◆ **TASK TO COMPLETE**:
Copy every line that holds "ይችላል".

--- BEGIN ENTRIES SUPPLIED ---

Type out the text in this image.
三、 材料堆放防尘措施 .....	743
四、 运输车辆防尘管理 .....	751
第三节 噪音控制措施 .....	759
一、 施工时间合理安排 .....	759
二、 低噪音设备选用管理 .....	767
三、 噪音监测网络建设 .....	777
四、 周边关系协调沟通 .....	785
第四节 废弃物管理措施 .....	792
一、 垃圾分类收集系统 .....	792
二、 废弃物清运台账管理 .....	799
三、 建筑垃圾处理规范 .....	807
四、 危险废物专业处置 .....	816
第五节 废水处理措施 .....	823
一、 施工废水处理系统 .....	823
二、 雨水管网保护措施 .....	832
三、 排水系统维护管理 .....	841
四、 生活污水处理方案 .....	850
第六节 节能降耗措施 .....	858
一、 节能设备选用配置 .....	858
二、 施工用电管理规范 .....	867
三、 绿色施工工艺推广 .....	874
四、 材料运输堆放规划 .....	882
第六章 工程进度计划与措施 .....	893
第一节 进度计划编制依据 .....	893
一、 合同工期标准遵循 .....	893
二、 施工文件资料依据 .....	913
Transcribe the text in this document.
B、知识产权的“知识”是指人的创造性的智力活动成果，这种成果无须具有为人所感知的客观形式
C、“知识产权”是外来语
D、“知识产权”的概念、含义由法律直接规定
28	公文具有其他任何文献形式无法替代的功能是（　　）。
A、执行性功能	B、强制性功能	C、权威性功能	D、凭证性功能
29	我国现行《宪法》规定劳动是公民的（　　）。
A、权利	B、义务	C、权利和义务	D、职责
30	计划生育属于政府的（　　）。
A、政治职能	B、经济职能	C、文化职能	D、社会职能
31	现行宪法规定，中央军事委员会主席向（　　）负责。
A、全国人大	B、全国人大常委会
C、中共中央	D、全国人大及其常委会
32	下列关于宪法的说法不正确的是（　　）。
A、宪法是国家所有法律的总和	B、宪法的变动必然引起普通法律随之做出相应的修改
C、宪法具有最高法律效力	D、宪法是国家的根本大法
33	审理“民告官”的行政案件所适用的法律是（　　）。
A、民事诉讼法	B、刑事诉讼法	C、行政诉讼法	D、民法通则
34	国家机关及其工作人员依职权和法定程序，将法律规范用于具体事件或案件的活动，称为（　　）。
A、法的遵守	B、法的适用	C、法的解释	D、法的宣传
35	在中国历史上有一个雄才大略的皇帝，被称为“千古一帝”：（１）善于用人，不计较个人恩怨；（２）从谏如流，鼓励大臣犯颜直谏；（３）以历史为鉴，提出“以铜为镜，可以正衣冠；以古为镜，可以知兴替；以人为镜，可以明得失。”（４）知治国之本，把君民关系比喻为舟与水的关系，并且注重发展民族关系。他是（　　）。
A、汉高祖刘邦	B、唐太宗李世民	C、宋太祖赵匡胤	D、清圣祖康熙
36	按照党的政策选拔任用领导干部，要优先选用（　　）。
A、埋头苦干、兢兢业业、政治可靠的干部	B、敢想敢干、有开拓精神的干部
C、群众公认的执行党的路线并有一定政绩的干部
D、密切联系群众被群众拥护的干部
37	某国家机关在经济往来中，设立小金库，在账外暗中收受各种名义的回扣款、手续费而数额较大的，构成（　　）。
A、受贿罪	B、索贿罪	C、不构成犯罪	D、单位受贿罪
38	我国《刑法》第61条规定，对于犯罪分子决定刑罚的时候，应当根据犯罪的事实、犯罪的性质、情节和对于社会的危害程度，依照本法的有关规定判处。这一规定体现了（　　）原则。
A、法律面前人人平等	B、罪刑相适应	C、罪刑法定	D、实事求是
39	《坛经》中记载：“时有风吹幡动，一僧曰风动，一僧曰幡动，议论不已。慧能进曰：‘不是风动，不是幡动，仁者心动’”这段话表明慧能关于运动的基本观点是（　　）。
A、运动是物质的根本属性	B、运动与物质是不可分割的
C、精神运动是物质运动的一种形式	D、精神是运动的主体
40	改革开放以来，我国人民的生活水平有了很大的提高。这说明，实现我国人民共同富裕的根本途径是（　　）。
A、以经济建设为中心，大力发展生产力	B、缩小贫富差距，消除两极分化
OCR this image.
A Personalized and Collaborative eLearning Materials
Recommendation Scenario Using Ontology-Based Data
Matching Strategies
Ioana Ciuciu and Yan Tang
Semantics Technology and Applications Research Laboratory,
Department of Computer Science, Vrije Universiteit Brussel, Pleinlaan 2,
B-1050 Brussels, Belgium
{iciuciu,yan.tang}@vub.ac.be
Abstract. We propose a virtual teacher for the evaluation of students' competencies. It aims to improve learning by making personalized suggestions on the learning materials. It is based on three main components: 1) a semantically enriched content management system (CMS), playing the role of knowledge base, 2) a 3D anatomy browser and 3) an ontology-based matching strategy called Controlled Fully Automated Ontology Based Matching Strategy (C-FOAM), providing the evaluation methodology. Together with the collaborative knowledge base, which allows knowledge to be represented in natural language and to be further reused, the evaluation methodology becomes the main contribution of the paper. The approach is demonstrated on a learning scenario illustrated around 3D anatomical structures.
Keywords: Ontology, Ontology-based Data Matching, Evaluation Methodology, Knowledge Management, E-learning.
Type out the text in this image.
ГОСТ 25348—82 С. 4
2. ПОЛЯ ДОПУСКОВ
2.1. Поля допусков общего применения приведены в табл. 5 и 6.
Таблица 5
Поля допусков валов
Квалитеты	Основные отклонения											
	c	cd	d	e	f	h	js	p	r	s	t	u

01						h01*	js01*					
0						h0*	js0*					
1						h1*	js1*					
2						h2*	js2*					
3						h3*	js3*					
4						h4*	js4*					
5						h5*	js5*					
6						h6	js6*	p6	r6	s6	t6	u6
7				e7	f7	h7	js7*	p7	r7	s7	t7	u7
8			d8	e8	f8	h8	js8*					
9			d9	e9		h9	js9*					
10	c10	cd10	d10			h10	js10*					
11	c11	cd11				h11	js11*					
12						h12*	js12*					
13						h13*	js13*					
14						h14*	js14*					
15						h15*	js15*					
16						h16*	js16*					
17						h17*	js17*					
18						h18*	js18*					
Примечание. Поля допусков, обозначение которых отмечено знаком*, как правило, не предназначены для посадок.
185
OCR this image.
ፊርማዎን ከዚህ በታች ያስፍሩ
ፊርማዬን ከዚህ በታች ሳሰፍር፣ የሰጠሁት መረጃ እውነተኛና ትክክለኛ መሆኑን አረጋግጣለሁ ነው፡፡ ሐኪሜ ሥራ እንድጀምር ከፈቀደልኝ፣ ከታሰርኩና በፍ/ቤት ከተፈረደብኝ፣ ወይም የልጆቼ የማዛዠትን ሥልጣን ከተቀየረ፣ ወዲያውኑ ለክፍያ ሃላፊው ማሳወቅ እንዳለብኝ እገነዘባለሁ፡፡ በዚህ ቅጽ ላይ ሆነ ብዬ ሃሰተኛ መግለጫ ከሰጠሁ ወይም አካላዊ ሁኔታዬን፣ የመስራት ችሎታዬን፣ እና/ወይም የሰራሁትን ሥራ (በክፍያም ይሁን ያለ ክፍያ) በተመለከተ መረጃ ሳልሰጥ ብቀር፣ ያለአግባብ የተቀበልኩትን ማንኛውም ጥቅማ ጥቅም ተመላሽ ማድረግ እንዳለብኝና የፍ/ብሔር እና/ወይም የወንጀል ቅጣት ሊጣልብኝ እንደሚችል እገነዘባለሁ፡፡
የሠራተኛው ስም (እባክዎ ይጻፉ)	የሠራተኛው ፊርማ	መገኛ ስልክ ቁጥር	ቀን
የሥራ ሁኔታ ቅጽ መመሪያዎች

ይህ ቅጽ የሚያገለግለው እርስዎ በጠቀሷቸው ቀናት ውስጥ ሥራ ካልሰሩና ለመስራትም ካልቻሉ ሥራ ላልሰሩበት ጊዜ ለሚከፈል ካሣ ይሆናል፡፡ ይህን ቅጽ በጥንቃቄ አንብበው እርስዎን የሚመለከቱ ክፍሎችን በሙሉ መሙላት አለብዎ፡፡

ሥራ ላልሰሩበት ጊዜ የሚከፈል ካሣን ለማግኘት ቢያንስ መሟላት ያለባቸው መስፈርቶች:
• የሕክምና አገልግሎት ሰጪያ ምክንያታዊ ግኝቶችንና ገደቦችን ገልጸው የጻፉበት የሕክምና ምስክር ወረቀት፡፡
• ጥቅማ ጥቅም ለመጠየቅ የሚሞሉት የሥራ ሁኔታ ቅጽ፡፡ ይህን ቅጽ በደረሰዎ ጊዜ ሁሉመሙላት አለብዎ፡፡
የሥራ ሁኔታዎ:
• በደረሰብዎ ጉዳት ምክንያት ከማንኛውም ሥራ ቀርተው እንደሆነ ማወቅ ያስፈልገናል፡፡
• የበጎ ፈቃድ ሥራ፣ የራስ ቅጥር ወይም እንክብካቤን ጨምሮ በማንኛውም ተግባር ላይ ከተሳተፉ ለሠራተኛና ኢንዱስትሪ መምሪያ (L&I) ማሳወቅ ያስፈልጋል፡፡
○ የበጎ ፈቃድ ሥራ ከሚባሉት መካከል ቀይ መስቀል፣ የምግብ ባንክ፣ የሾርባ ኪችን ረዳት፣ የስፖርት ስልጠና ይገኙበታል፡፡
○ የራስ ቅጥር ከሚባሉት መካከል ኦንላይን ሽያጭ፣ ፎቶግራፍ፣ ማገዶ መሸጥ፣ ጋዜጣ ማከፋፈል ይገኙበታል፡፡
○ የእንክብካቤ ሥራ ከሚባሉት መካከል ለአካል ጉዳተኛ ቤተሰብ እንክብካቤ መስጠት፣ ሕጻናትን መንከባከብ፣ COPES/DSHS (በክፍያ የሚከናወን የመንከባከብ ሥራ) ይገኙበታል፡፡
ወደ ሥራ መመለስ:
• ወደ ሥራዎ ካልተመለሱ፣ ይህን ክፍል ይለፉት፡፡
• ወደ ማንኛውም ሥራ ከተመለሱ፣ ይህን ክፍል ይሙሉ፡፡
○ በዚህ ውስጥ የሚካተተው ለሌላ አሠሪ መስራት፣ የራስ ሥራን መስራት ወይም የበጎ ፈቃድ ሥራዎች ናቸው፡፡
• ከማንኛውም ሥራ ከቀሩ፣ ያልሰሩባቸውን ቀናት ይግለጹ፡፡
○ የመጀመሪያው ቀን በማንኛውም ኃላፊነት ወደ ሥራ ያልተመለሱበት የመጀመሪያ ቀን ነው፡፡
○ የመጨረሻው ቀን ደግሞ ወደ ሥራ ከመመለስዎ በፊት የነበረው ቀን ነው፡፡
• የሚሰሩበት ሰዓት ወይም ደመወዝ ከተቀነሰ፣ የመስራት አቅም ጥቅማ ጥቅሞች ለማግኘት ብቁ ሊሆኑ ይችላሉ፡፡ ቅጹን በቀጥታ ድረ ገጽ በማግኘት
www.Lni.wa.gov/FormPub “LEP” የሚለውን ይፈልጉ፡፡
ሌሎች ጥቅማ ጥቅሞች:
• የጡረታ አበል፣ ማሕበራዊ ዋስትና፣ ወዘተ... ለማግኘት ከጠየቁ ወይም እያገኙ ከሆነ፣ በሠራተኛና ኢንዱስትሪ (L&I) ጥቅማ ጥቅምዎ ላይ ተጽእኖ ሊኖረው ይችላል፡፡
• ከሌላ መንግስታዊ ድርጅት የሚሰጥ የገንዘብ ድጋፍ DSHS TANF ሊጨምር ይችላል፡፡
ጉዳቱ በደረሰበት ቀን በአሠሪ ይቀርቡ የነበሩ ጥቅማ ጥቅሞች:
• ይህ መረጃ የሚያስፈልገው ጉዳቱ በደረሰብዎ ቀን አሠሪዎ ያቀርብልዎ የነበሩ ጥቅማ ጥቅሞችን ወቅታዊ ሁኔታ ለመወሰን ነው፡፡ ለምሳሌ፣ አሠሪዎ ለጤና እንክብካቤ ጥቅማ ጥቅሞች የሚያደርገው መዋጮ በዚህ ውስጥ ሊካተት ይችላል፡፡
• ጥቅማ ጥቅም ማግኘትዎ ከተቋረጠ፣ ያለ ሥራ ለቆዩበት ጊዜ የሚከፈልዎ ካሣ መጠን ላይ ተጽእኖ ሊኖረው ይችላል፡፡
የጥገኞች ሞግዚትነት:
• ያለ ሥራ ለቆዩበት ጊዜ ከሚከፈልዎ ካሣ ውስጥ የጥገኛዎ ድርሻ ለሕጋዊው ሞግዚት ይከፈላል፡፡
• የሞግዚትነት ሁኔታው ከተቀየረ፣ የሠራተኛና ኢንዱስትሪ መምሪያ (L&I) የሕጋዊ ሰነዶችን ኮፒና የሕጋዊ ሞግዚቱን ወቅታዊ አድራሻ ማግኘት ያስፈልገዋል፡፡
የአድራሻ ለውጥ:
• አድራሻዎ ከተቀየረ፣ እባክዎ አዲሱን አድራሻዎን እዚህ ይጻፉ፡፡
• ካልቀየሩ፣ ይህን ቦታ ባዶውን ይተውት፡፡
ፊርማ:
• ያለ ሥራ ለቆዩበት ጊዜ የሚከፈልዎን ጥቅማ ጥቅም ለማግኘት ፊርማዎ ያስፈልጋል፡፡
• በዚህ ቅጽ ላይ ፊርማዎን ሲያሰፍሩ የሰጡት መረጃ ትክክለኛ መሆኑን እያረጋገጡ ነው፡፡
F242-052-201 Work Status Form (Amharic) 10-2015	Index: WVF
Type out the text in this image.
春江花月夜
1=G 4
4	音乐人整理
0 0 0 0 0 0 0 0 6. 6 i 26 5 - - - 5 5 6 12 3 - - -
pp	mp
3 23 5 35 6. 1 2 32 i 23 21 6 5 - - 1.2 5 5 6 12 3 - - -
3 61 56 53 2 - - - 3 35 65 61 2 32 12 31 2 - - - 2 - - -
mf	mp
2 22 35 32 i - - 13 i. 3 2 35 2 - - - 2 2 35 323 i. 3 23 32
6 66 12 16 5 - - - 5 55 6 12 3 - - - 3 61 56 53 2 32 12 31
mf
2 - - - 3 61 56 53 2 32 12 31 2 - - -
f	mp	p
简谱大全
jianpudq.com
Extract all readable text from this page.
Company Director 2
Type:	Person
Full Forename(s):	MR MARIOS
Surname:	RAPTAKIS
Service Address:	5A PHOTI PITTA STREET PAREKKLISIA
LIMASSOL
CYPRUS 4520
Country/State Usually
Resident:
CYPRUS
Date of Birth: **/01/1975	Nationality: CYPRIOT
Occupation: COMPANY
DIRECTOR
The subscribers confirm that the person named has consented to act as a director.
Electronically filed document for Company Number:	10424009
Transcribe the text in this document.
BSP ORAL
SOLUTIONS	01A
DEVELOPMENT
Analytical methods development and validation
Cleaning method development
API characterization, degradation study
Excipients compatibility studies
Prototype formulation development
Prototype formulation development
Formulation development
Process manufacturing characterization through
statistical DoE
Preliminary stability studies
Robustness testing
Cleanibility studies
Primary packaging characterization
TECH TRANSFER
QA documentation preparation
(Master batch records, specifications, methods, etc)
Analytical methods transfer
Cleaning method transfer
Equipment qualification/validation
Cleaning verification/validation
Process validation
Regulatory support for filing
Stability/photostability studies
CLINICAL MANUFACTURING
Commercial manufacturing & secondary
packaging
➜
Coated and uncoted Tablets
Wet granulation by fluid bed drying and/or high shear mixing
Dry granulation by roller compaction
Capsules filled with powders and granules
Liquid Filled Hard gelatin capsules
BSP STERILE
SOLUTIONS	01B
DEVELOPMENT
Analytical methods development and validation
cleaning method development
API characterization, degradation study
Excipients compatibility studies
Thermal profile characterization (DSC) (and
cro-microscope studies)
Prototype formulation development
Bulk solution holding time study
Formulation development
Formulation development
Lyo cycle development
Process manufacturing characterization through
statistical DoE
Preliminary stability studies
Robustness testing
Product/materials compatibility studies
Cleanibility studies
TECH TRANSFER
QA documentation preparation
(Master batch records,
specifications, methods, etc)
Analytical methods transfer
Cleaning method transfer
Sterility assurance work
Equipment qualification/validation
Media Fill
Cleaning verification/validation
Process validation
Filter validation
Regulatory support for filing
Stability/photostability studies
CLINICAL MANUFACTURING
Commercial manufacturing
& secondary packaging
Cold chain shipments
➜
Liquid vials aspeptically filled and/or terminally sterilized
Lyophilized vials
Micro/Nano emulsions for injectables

--- END ENTRIES SUPPLIED ---

◆ **PROBLEM SOLUTION**:
• የጡረታ አበል፣ ማሕበራዊ ዋስትና፣ ወዘተ... ለማግኘት ከጠየቁ ወይም እያገኙ ከሆነ፣ በሠራተኛና ኢንዱስትሪ (L&I) ጥቅማ ጥቅምዎ ላይ ተጽእኖ ሊኖረው ይችላል፡፡
• ከሌላ መንግስታዊ ድርጅት የሚሰጥ የገንዘብ ድጋፍ DSHS TANF ሊጨምር ይችላል፡፡
• ይህ መረጃ የሚያስፈልገው ጉዳቱ በደረሰብዎ ቀን አሠሪዎ ያቀርብልዎ የነበሩ ጥቅማ ጥቅሞችን ወቅታዊ ሁኔታ ለመወሰን ነው፡፡ ለምሳሌ፣ አሠሪዎ ለጤና እንክብካቤ ጥቅማ ጥቅሞች የሚያደርገው መዋጮ በዚህ ውስጥ ሊካተት ይችላል፡፡
• ጥቅማ ጥቅም ማግኘትዎ ከተቋረጠ፣ ያለ ሥራ ለቆዩበት ጊዜ የሚከፈልዎ ካሣ መጠን ላይ ተጽእኖ ሊኖረው ይችላል፡፡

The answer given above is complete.